▶ TASK INSTRUCTIONS: Write every entry out again exactly, please, and skip the pictures.

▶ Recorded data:
* * *

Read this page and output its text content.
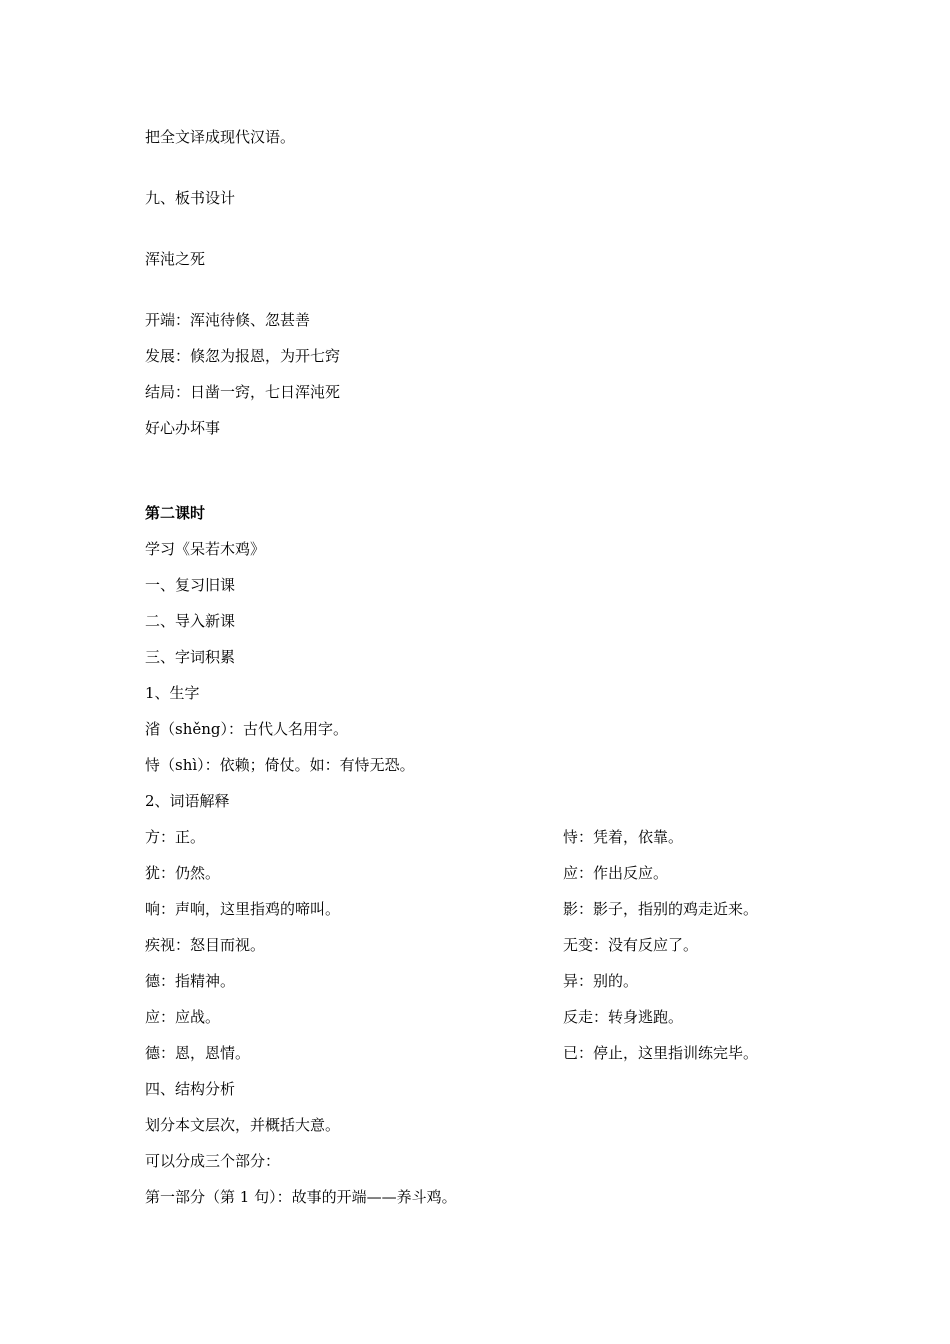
把全文译成现代汉语。
九、板书设计
浑沌之死
开端：浑沌待倏、忽甚善
发展：倏忽为报恩，为开七窍
结局：日凿一窍，七日浑沌死
好心办坏事
第二课时
学习《呆若木鸡》
一、复习旧课
二、导入新课
三、字词积累
1、生字
渻（shěng）：古代人名用字。
恃（shì）：依赖；倚仗。如：有恃无恐。
2、词语解释
方：正。
犹：仍然。
响：声响，这里指鸡的啼叫。
疾视：怒目而视。
德：指精神。
应：应战。
德：恩，恩情。
恃：凭着，依靠。
应：作出反应。
影：影子，指别的鸡走近来。
无变：没有反应了。
异：别的。
反走：转身逃跑。
已：停止，这里指训练完毕。
四、结构分析
划分本文层次，并概括大意。
可以分成三个部分：
第一部分（第 1 句）：故事的开端——养斗鸡。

* * *

▶ EXERCISE RESULT:
Read this page and output its text content.
把全文译成现代汉语。
九、板书设计
浑沌之死
开端：浑沌待倏、忽甚善
发展：倏忽为报恩，为开七窍
结局：日凿一窍，七日浑沌死
好心办坏事
第二课时
学习《呆若木鸡》
一、复习旧课
二、导入新课
三、字词积累
1、生字
渻（shěng）：古代人名用字。
恃（shì）：依赖；倚仗。如：有恃无恐。
2、词语解释
方：正。
犹：仍然。
响：声响，这里指鸡的啼叫。
疾视：怒目而视。
德：指精神。
应：应战。
德：恩，恩情。
恃：凭着，依靠。
应：作出反应。
影：影子，指别的鸡走近来。
无变：没有反应了。
异：别的。
反走：转身逃跑。
已：停止，这里指训练完毕。
四、结构分析
划分本文层次，并概括大意。
可以分成三个部分：
第一部分（第 1 句）：故事的开端——养斗鸡。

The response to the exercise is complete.